# PAGE
Click here for dissertation statistics help

Univariate Outliers

Outliers can cause serious problems for any regression-based test such as SEM. Due to distance separation from the normal data swarm outliers tend to make the regression line deviate in the direction of the outlier. Outliers can appear in both univariate and multivariate situations but Tabachnick and Fidell (2001) suggest first assessing univariate outliers. Outliers can be assessed using bivariate scatterplots or boxplots. Examination of the boxplots revealed some variables have outliers that are between 1.5 and three box lengths from the top or bottom edge of the box. The boxplots are in Appendix A. The data were reexamined to check for accuracy. All values were within the expected range and appeared to be a legitimate part of the sample so will remain in the analysis.

Factor analysis has also been articulated by numerous seminal authors as a vital component of a model’s validity. Churchill (1979) stated, “Factor analysis can then be used to confirm whether the number of dimensions can be verified empirically” (p. 69). Nunnally (1978) also stated, “factor analysis is intimately involved with questions of validity…Factor analysis is at the heart of the measurement of psychological constructs” (pp. 112-113). The factor-analytic stage (EFA) therefore, is an assessment of one aspect of model validity.

Principle components analysis transforms the original measures into a smaller set of linear combinations with all of the variance being used (Pallant, 2003). Factor analysis (FA) is similar; however it uses a mathematical model and only analyzes shared variance. Tabachnick and Fidell (2001) described the difference between EFA and FA: “If you are interested in a theoretical solution uncontaminated by unique and error variability, FA is your choice. If on the other hand you want an empirical summary of he data set, PCA is the better choice” (p. 611). In addition, PCA yields components whereas FA provides factors. Sometimes they are used interchangeably. This study will follow the factor analysis guidelines of Mertler and Vannatta (2005).

There are two basic requirements to factor analysis: sample size and the strength of the relationship of the measures. The sample size of 286 is close to the 300 recommended by Tabachnick and Fidell (2001) and is sufficient. The authors also caution that a matrix that is factorable should include correlations in excess of .30. If none are found, reconsider use of factor analysis.

# DATA SEGMENT
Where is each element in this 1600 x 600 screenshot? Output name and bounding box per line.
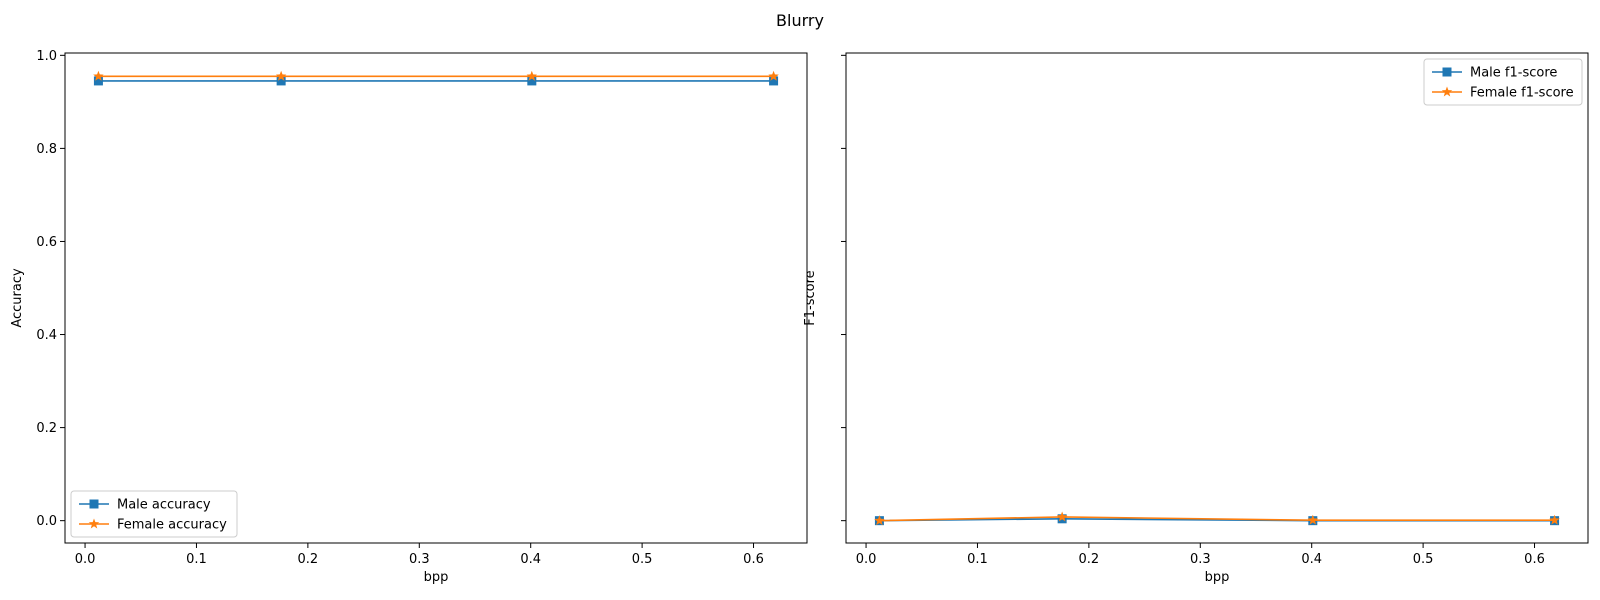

# REQUIREMENTS
• a. Please answer from the page on outliers and factor analysis:
(i) Where are the boxplots placed?
(ii) What is the study's sample size?
(iii) Whose factor analysis guidelines will the study follow?
• b. Revise the passage of the page on outliers and factor analysis that begins with "Outliers can cause" and ends with "in the analysis.", putting "Appendix C" in place of "Appendix A".

# RESULTS OF THE EXERCISE
• a.
(i) In Appendix A.
(ii) 286.
(iii) Those of Mertler and Vannatta (2005).

• b.
Outliers can cause serious problems for any regression-based test such as SEM. Due to distance separation from the normal data swarm outliers tend to make the regression line deviate in the direction of the outlier. Outliers can appear in both univariate and multivariate situations but Tabachnick and Fidell (2001) suggest first assessing univariate outliers. Outliers can be assessed using bivariate scatterplots or boxplots. Examination of the boxplots revealed some variables have outliers that are between 1.5 and three box lengths from the top or bottom edge of the box. The boxplots are in Appendix C. The data were reexamined to check for accuracy. All values were within the expected range and appeared to be a legitimate part of the sample so will remain in the analysis.